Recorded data
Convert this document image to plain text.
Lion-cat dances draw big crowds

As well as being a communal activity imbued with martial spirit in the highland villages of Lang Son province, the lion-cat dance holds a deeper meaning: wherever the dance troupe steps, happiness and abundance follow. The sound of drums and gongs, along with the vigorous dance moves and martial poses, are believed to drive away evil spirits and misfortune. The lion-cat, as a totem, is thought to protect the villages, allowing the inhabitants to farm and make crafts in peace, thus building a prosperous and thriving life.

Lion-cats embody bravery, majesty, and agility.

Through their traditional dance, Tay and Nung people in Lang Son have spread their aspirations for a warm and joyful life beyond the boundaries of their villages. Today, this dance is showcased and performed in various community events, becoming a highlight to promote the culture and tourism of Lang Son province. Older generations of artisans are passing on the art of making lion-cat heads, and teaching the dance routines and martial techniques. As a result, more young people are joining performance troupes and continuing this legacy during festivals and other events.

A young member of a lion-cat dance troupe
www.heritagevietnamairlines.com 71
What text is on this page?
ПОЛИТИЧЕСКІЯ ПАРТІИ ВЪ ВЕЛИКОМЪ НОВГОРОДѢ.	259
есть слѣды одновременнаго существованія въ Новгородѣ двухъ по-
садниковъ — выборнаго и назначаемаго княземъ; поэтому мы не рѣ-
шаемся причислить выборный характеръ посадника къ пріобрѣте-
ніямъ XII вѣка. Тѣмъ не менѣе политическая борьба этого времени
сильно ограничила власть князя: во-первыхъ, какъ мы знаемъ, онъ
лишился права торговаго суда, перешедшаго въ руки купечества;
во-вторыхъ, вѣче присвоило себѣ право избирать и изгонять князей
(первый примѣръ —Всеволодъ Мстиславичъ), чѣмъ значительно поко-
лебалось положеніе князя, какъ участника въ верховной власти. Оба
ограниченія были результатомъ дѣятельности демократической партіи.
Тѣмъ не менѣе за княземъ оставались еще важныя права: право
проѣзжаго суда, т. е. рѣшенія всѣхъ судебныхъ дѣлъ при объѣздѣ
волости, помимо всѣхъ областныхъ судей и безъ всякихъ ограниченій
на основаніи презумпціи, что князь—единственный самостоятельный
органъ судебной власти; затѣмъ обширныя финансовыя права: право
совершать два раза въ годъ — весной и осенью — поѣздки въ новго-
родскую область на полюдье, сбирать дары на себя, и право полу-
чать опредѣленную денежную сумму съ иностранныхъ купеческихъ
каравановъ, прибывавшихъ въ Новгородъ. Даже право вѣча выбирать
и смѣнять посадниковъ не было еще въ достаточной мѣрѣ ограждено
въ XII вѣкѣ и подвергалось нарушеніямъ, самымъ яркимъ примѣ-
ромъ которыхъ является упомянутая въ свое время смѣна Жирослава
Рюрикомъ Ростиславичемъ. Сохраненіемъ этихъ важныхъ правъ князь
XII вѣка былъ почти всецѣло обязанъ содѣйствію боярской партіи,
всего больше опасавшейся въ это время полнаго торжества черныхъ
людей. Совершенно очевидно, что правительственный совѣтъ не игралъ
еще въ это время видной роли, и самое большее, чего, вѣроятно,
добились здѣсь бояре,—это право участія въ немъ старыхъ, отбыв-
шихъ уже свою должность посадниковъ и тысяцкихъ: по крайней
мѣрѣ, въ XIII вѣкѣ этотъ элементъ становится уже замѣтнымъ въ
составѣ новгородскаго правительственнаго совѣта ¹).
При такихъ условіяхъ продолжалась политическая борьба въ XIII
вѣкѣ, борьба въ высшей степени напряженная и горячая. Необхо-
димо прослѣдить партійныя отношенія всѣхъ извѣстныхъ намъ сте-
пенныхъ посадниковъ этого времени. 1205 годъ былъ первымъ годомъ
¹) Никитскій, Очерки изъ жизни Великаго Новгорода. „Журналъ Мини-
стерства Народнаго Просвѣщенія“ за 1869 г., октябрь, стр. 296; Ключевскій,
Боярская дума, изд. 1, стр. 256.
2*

**DIRECTIONS**: Output all of the data again. Match it exactly.

**EXPECTED ANSWER**:
Convert this document image to plain text.
Lion-cat dances draw big crowds

As well as being a communal activity imbued with martial spirit in the highland villages of Lang Son province, the lion-cat dance holds a deeper meaning: wherever the dance troupe steps, happiness and abundance follow. The sound of drums and gongs, along with the vigorous dance moves and martial poses, are believed to drive away evil spirits and misfortune. The lion-cat, as a totem, is thought to protect the villages, allowing the inhabitants to farm and make crafts in peace, thus building a prosperous and thriving life.

Lion-cats embody bravery, majesty, and agility.

Through their traditional dance, Tay and Nung people in Lang Son have spread their aspirations for a warm and joyful life beyond the boundaries of their villages. Today, this dance is showcased and performed in various community events, becoming a highlight to promote the culture and tourism of Lang Son province. Older generations of artisans are passing on the art of making lion-cat heads, and teaching the dance routines and martial techniques. As a result, more young people are joining performance troupes and continuing this legacy during festivals and other events.

A young member of a lion-cat dance troupe
www.heritagevietnamairlines.com 71
What text is on this page?
ПОЛИТИЧЕСКІЯ ПАРТІИ ВЪ ВЕЛИКОМЪ НОВГОРОДѢ.	259
есть слѣды одновременнаго существованія въ Новгородѣ двухъ по-
садниковъ — выборнаго и назначаемаго княземъ; поэтому мы не рѣ-
шаемся причислить выборный характеръ посадника къ пріобрѣте-
ніямъ XII вѣка. Тѣмъ не менѣе политическая борьба этого времени
сильно ограничила власть князя: во-первыхъ, какъ мы знаемъ, онъ
лишился права торговаго суда, перешедшаго въ руки купечества;
во-вторыхъ, вѣче присвоило себѣ право избирать и изгонять князей
(первый примѣръ —Всеволодъ Мстиславичъ), чѣмъ значительно поко-
лебалось положеніе князя, какъ участника въ верховной власти. Оба
ограниченія были результатомъ дѣятельности демократической партіи.
Тѣмъ не менѣе за княземъ оставались еще важныя права: право
проѣзжаго суда, т. е. рѣшенія всѣхъ судебныхъ дѣлъ при объѣздѣ
волости, помимо всѣхъ областныхъ судей и безъ всякихъ ограниченій
на основаніи презумпціи, что князь—единственный самостоятельный
органъ судебной власти; затѣмъ обширныя финансовыя права: право
совершать два раза въ годъ — весной и осенью — поѣздки въ новго-
родскую область на полюдье, сбирать дары на себя, и право полу-
чать опредѣленную денежную сумму съ иностранныхъ купеческихъ
каравановъ, прибывавшихъ въ Новгородъ. Даже право вѣча выбирать
и смѣнять посадниковъ не было еще въ достаточной мѣрѣ ограждено
въ XII вѣкѣ и подвергалось нарушеніямъ, самымъ яркимъ примѣ-
ромъ которыхъ является упомянутая въ свое время смѣна Жирослава
Рюрикомъ Ростиславичемъ. Сохраненіемъ этихъ важныхъ правъ князь
XII вѣка былъ почти всецѣло обязанъ содѣйствію боярской партіи,
всего больше опасавшейся въ это время полнаго торжества черныхъ
людей. Совершенно очевидно, что правительственный совѣтъ не игралъ
еще въ это время видной роли, и самое большее, чего, вѣроятно,
добились здѣсь бояре,—это право участія въ немъ старыхъ, отбыв-
шихъ уже свою должность посадниковъ и тысяцкихъ: по крайней
мѣрѣ, въ XIII вѣкѣ этотъ элементъ становится уже замѣтнымъ въ
составѣ новгородскаго правительственнаго совѣта ¹).
При такихъ условіяхъ продолжалась политическая борьба въ XIII
вѣкѣ, борьба въ высшей степени напряженная и горячая. Необхо-
димо прослѣдить партійныя отношенія всѣхъ извѣстныхъ намъ сте-
пенныхъ посадниковъ этого времени. 1205 годъ былъ первымъ годомъ
¹) Никитскій, Очерки изъ жизни Великаго Новгорода. „Журналъ Мини-
стерства Народнаго Просвѣщенія“ за 1869 г., октябрь, стр. 296; Ключевскій,
Боярская дума, изд. 1, стр. 256.
2*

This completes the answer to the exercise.